* BEGIN Stored rows *

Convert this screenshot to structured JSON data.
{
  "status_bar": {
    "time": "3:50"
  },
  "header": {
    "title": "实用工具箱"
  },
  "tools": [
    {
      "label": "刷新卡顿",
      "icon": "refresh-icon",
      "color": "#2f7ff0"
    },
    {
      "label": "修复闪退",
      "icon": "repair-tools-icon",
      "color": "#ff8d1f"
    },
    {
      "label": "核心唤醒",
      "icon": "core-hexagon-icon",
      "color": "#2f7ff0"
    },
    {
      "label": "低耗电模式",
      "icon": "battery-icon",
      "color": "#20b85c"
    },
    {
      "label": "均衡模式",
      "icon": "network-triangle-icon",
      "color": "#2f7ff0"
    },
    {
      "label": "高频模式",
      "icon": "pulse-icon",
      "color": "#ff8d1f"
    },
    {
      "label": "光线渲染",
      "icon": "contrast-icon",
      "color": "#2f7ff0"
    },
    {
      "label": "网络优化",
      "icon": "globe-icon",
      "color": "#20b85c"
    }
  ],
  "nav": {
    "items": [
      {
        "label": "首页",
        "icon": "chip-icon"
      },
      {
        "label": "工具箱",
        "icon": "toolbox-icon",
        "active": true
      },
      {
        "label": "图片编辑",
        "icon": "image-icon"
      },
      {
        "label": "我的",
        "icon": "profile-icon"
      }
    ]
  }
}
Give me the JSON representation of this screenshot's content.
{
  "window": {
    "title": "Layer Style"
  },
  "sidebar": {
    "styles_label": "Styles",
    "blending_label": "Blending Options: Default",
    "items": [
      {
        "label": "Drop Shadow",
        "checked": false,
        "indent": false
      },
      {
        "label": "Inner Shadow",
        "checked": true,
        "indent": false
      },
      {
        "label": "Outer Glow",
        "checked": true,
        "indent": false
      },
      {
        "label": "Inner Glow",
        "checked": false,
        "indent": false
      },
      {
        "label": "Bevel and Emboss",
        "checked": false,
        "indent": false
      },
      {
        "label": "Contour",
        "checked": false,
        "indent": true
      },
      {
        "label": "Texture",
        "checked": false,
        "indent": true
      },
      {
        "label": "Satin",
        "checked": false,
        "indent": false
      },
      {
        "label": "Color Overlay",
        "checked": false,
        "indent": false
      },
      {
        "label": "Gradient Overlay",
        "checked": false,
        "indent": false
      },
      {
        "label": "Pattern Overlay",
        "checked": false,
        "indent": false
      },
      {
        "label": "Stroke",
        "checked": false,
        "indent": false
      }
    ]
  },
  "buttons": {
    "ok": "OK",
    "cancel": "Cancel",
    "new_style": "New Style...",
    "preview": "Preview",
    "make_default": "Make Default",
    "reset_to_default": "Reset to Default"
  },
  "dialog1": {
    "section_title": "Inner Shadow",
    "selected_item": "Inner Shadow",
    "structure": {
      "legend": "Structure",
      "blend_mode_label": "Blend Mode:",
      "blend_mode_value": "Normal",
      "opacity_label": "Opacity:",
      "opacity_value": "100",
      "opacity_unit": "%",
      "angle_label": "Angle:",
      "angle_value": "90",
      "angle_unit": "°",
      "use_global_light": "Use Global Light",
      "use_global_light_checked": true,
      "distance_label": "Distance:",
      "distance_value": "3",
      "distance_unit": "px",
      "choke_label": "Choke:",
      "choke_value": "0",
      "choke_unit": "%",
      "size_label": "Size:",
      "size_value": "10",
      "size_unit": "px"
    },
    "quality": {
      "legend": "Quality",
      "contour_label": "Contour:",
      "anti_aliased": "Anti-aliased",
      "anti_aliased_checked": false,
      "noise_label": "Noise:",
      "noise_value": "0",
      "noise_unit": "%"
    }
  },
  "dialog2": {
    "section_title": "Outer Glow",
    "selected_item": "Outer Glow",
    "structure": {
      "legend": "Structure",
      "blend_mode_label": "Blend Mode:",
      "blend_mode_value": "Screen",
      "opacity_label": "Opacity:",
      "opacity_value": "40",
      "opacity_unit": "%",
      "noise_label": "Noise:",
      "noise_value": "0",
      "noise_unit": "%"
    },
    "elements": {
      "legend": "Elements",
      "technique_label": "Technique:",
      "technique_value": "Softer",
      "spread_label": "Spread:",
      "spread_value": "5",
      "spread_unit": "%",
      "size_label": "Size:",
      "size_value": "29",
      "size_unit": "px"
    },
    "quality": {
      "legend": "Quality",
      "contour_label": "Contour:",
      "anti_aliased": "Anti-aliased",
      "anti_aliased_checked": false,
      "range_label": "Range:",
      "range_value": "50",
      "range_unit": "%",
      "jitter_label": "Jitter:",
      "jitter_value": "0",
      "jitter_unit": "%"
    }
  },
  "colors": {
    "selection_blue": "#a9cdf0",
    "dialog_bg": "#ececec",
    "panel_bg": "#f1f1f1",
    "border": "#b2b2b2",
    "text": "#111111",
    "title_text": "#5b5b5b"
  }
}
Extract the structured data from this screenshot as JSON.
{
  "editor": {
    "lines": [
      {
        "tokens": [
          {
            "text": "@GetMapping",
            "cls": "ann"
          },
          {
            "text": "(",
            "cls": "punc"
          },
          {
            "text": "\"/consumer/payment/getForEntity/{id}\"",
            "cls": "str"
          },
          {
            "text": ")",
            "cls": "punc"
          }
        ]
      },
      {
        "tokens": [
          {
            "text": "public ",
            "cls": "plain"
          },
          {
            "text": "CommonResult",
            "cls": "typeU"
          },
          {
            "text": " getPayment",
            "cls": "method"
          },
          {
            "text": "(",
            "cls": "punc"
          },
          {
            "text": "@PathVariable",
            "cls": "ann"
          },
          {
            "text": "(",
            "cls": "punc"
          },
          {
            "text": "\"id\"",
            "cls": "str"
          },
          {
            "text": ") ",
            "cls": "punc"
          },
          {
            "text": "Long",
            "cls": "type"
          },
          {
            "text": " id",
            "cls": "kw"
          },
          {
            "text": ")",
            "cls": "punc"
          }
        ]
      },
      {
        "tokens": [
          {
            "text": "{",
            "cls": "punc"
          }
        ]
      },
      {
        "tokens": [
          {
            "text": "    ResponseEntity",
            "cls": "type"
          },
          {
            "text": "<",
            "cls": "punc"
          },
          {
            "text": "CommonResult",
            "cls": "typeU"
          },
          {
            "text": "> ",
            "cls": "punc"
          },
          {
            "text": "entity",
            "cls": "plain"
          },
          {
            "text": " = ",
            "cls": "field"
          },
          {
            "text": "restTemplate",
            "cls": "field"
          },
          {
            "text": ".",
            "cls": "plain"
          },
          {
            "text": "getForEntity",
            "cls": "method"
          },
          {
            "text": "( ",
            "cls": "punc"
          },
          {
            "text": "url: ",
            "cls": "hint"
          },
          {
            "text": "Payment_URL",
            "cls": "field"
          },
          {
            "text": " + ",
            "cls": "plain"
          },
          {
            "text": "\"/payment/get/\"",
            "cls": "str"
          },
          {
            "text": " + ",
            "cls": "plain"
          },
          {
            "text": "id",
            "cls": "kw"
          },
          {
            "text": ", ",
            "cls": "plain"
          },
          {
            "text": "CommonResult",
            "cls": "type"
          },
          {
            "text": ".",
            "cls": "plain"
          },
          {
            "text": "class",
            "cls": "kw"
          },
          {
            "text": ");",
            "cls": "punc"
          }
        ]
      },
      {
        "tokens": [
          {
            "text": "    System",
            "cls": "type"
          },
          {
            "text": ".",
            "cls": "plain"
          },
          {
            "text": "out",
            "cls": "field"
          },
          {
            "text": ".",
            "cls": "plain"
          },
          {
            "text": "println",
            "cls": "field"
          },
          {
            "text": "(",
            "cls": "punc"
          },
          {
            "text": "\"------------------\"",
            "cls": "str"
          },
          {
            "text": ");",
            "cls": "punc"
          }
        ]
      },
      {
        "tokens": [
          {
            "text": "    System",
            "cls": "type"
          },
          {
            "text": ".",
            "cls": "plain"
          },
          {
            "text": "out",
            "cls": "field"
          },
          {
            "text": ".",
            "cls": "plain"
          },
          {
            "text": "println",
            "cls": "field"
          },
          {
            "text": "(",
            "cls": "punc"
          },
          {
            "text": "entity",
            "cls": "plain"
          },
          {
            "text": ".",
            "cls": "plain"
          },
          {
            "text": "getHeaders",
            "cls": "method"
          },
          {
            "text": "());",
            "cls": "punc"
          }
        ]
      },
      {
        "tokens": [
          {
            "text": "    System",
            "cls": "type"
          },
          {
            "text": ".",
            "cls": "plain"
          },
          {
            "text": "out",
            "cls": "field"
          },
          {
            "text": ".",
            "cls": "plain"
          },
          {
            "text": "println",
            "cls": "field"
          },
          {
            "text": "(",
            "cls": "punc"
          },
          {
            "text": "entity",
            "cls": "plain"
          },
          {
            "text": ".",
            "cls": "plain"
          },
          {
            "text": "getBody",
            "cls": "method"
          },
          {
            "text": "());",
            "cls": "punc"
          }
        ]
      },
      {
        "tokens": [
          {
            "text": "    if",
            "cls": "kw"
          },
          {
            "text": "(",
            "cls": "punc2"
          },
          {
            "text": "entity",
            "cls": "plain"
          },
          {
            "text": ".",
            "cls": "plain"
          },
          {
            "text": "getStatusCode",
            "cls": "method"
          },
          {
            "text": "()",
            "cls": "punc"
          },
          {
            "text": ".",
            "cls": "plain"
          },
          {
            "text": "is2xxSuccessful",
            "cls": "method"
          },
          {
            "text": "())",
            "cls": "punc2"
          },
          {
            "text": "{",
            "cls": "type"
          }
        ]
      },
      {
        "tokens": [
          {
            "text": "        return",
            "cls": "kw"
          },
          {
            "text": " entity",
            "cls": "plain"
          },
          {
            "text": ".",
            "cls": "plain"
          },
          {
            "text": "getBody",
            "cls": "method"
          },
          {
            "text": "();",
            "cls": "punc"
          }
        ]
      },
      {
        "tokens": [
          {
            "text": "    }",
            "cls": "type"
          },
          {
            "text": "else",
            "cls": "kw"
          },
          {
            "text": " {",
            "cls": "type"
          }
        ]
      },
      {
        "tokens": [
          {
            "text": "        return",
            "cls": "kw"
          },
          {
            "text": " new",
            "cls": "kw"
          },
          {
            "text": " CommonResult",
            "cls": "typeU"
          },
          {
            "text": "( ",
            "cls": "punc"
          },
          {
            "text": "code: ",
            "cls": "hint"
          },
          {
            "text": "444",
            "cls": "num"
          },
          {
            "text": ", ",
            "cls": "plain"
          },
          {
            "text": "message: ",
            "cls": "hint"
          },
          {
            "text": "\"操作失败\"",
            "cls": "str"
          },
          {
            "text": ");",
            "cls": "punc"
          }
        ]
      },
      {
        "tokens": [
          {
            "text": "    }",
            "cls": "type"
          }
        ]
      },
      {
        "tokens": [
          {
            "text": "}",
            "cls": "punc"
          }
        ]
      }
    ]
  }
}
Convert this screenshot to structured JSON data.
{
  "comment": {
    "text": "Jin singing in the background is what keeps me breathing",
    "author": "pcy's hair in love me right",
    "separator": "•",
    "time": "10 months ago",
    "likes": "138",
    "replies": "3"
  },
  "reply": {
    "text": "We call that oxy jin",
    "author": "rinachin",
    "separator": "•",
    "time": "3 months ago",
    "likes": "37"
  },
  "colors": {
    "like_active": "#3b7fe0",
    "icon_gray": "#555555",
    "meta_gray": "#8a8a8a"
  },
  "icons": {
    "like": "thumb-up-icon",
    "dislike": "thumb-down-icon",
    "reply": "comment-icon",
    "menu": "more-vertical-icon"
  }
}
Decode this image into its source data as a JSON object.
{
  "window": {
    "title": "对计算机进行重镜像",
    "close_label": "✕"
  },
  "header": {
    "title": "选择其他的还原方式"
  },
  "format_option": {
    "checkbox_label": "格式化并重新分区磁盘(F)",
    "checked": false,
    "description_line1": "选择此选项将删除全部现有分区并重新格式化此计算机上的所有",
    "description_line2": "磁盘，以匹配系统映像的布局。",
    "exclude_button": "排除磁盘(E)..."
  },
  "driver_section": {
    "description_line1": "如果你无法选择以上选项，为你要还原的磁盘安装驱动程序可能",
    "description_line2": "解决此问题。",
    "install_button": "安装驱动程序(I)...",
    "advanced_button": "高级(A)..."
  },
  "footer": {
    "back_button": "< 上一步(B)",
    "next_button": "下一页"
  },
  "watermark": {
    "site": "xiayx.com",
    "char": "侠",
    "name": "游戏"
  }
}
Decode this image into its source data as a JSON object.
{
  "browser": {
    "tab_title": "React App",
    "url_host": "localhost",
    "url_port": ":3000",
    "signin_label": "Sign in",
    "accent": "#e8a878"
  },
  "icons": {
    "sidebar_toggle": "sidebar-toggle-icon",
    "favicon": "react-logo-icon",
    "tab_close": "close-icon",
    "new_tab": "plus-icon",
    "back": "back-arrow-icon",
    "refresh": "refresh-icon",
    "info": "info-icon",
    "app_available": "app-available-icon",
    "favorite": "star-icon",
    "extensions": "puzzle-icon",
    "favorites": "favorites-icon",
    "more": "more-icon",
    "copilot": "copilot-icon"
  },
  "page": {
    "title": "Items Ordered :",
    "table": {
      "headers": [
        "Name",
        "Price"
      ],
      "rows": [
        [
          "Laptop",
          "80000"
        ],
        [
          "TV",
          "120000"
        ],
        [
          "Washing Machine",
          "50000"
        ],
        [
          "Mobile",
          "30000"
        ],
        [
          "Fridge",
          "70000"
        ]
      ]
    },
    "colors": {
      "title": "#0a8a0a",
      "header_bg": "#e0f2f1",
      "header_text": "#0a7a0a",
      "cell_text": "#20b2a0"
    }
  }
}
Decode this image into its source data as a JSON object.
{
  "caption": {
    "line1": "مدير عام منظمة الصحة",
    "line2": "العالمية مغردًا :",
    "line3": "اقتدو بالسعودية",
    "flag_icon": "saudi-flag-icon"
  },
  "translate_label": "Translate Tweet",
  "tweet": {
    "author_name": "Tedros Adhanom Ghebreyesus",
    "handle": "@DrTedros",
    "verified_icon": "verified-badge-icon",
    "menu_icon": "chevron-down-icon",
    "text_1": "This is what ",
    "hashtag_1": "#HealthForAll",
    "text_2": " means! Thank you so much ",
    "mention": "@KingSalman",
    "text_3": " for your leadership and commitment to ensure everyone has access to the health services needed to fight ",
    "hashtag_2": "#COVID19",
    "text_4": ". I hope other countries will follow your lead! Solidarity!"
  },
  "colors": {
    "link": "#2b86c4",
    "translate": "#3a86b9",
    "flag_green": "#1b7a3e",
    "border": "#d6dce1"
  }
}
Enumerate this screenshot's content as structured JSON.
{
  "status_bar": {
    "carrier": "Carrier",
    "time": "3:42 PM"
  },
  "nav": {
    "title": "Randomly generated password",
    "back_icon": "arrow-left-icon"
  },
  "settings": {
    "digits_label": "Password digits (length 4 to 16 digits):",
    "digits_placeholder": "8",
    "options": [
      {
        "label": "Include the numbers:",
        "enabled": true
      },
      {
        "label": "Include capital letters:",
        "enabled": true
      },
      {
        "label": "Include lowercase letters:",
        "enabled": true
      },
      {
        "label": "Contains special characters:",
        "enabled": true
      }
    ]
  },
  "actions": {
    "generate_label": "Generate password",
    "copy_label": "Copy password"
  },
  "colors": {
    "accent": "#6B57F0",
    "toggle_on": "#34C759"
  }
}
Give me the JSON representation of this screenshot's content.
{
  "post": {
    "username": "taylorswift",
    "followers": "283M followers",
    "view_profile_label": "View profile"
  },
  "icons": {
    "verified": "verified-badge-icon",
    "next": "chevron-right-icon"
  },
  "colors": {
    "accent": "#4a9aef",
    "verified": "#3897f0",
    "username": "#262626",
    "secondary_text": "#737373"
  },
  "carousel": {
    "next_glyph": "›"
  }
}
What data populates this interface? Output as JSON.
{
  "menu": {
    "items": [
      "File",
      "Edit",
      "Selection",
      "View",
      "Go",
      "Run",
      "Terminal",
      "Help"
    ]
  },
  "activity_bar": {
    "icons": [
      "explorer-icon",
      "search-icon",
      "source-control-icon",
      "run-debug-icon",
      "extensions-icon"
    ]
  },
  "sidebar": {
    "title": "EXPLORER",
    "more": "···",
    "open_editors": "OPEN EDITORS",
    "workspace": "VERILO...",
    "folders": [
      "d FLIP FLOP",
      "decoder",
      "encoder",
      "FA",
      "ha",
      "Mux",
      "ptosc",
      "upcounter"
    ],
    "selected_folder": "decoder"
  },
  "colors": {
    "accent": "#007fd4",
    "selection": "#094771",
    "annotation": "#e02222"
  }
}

* END Stored rows *

== Description of the task ==
In the listing above, find the lines holding the word "getForEntity" and copy them.

== Result for this task ==
            "text": "\"/consumer/payment/getForEntity/{id}\"",
            "text": "getForEntity",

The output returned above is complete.